Figure record listings
════════════════════
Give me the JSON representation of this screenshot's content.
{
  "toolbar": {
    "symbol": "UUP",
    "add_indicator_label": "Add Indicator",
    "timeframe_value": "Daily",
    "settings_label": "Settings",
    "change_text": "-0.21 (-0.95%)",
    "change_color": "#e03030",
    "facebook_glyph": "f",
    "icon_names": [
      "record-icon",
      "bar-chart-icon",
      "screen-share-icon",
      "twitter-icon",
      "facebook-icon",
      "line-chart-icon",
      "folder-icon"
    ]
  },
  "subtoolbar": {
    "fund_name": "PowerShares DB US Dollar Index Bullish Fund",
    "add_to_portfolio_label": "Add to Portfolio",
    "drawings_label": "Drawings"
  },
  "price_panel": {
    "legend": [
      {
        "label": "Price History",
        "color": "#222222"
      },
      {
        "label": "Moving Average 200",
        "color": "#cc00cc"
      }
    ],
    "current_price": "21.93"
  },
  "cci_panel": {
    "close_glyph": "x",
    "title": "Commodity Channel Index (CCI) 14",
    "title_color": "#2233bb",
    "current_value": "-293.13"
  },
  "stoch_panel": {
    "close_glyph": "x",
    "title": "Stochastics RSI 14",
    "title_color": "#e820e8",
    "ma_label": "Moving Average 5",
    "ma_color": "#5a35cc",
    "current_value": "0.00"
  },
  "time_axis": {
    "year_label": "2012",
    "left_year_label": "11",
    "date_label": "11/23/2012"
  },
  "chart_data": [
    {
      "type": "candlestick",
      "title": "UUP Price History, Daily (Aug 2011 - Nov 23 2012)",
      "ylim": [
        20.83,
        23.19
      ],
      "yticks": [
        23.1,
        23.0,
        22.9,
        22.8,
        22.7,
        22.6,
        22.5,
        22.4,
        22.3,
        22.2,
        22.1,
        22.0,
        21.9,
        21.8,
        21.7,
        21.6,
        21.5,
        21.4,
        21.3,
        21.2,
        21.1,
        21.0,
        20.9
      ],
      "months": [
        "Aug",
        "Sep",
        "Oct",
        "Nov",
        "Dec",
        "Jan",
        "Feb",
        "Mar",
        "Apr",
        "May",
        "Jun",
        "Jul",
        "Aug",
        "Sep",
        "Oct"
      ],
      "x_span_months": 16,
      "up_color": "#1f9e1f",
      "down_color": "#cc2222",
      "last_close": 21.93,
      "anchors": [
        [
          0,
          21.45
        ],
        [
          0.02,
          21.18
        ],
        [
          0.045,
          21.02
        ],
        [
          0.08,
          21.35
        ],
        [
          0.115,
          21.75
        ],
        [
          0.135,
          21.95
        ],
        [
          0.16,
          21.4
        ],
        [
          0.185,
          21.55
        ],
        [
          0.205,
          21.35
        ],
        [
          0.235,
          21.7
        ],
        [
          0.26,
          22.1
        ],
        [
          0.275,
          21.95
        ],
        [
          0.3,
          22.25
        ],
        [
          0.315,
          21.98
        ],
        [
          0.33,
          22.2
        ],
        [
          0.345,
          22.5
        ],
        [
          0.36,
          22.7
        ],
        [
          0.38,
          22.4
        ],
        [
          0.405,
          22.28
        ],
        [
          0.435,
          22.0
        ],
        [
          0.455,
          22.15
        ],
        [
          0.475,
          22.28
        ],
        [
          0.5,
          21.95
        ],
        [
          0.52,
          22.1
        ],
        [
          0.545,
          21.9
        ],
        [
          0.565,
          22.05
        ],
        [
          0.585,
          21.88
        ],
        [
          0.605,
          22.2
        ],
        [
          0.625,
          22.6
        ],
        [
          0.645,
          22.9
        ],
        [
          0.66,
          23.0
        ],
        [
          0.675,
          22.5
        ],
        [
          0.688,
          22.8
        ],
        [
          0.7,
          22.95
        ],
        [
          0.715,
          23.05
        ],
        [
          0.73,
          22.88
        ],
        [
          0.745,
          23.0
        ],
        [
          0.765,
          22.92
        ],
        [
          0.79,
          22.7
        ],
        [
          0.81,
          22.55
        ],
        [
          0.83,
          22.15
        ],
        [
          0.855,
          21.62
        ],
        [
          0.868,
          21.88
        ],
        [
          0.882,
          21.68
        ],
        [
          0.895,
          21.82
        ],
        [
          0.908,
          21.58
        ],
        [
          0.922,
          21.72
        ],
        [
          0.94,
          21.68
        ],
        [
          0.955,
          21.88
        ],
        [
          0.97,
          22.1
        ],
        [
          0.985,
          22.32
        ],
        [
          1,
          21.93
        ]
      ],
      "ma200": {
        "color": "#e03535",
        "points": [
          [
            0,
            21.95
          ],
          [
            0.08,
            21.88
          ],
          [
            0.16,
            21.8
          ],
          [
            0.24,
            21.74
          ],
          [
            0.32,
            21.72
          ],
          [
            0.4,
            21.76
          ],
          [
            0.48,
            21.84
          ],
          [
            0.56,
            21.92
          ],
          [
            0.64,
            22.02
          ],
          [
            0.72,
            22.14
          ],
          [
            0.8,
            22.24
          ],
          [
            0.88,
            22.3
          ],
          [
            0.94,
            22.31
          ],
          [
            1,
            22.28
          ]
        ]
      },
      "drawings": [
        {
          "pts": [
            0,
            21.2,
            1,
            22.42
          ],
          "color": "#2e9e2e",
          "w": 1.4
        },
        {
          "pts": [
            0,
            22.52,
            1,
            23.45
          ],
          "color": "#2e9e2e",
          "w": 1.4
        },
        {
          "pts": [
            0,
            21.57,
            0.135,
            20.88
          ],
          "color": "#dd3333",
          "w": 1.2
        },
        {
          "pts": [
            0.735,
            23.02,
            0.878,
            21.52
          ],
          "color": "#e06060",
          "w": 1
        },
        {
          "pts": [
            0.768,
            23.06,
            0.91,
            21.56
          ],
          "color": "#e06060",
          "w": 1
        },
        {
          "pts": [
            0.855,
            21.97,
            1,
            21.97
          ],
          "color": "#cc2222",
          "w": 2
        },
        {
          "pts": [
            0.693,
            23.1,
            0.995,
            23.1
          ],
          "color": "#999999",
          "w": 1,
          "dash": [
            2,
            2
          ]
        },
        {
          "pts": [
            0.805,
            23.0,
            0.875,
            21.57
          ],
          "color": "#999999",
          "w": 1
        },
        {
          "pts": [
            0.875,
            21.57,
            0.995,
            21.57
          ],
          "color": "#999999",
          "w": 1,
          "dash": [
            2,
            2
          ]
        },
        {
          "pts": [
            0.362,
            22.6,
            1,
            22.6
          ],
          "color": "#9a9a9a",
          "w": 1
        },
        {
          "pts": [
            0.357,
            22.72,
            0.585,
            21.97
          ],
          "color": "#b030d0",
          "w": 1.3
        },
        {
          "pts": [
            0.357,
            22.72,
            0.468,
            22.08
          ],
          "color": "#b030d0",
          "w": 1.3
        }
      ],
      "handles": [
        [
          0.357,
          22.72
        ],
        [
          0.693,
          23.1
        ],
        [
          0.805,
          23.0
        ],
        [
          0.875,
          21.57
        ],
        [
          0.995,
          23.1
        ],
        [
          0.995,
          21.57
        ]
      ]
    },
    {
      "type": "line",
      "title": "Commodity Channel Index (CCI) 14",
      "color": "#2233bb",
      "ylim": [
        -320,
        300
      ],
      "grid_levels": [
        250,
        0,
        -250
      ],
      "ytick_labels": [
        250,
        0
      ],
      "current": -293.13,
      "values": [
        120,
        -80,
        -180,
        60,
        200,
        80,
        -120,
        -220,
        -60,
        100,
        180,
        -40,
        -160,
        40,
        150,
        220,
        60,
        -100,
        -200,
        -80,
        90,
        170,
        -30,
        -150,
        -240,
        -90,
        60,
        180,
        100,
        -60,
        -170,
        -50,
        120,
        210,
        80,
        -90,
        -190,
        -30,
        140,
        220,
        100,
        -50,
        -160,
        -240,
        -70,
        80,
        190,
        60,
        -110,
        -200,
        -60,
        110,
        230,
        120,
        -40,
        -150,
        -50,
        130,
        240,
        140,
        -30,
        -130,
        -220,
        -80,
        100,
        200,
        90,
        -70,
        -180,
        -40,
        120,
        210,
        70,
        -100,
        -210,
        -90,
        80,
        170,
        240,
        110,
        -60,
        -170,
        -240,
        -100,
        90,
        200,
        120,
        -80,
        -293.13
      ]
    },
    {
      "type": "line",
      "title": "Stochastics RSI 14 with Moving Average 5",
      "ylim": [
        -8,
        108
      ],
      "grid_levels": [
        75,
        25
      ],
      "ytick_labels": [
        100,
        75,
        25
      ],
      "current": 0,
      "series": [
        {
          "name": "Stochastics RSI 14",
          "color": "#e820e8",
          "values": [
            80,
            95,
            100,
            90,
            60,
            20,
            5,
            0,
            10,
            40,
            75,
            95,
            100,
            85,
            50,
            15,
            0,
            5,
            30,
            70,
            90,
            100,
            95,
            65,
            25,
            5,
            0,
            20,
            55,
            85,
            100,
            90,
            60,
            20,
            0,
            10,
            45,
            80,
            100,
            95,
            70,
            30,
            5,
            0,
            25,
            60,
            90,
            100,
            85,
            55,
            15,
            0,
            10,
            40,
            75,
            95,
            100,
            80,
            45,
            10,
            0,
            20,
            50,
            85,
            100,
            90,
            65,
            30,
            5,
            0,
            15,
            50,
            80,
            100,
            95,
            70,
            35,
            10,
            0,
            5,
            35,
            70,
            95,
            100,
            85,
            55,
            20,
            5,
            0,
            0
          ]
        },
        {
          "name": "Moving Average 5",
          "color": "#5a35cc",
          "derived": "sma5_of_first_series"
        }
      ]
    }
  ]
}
════════════════════
[Prompt]: All lines holding the word "Moving" should be picked out and copied.

[Full output]:
        "label": "Moving Average 200",
    "ma_label": "Moving Average 5",
      "title": "Stochastics RSI 14 with Moving Average 5",
          "name": "Moving Average 5",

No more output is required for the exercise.